Exercise goal: Of the lines listed below, how many contain the string "http"? Answer with the number alone.

Entries shown:
"""
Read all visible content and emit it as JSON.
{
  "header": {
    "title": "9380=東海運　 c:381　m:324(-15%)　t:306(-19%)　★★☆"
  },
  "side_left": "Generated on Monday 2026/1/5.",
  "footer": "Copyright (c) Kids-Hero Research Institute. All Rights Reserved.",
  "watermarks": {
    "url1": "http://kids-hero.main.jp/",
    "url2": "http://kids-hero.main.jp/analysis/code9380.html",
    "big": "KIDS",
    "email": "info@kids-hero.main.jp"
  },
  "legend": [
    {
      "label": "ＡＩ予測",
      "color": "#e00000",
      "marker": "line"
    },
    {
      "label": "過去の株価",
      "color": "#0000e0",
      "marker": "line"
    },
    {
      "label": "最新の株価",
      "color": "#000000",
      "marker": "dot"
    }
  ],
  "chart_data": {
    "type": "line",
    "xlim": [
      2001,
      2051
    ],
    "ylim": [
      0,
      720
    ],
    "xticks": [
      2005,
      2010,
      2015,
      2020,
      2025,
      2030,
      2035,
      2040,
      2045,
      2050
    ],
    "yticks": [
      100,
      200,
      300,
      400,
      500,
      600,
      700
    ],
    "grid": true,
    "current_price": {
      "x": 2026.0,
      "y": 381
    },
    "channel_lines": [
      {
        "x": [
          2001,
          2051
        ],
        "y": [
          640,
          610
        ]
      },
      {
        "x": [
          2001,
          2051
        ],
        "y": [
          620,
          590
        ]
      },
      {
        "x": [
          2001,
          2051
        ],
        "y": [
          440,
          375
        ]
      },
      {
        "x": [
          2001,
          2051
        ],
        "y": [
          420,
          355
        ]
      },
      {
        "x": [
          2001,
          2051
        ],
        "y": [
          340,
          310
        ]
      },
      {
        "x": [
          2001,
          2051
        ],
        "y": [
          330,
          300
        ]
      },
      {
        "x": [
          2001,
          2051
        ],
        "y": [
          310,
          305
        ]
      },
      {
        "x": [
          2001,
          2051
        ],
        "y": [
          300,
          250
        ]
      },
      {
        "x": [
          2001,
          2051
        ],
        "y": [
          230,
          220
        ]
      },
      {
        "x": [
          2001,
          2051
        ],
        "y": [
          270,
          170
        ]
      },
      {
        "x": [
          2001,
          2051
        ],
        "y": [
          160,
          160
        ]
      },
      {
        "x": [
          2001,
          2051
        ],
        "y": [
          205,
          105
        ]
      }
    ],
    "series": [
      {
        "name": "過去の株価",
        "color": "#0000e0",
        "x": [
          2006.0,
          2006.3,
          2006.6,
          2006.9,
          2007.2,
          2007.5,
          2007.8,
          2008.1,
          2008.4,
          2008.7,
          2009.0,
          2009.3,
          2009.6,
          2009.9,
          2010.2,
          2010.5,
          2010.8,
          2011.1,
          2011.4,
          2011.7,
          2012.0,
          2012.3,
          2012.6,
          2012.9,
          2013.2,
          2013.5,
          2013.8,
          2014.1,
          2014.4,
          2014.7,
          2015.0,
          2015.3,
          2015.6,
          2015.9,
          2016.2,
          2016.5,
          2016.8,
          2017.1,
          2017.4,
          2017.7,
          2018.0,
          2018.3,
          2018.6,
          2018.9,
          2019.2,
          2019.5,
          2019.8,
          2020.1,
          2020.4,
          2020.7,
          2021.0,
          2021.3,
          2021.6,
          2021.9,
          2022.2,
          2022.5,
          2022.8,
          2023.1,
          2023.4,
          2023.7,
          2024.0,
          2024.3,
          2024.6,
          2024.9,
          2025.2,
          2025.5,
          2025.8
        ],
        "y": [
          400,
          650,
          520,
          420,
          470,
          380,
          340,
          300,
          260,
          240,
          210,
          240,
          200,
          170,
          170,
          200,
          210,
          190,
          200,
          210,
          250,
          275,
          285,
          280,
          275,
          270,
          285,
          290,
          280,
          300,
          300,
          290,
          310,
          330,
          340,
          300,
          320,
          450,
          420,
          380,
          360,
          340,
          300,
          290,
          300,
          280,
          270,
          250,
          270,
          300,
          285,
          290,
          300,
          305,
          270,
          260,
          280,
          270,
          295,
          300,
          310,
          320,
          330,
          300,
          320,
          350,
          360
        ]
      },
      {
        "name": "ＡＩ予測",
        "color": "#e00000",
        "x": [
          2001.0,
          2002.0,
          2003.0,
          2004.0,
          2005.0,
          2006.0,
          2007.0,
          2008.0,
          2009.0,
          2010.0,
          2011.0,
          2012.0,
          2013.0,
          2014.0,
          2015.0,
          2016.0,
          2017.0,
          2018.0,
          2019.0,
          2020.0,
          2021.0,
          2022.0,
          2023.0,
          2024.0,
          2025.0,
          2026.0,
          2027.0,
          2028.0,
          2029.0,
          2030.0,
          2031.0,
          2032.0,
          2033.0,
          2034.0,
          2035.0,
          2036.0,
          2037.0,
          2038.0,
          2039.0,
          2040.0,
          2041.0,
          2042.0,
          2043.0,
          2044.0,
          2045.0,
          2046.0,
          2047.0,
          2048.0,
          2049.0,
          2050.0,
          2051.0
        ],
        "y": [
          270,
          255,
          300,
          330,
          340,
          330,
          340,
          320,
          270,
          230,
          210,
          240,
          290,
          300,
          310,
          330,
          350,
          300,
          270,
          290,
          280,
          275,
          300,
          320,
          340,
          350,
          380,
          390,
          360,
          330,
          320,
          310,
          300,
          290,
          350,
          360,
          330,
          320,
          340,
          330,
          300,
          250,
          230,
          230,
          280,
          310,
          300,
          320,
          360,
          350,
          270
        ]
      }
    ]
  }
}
"""
Full answer: 2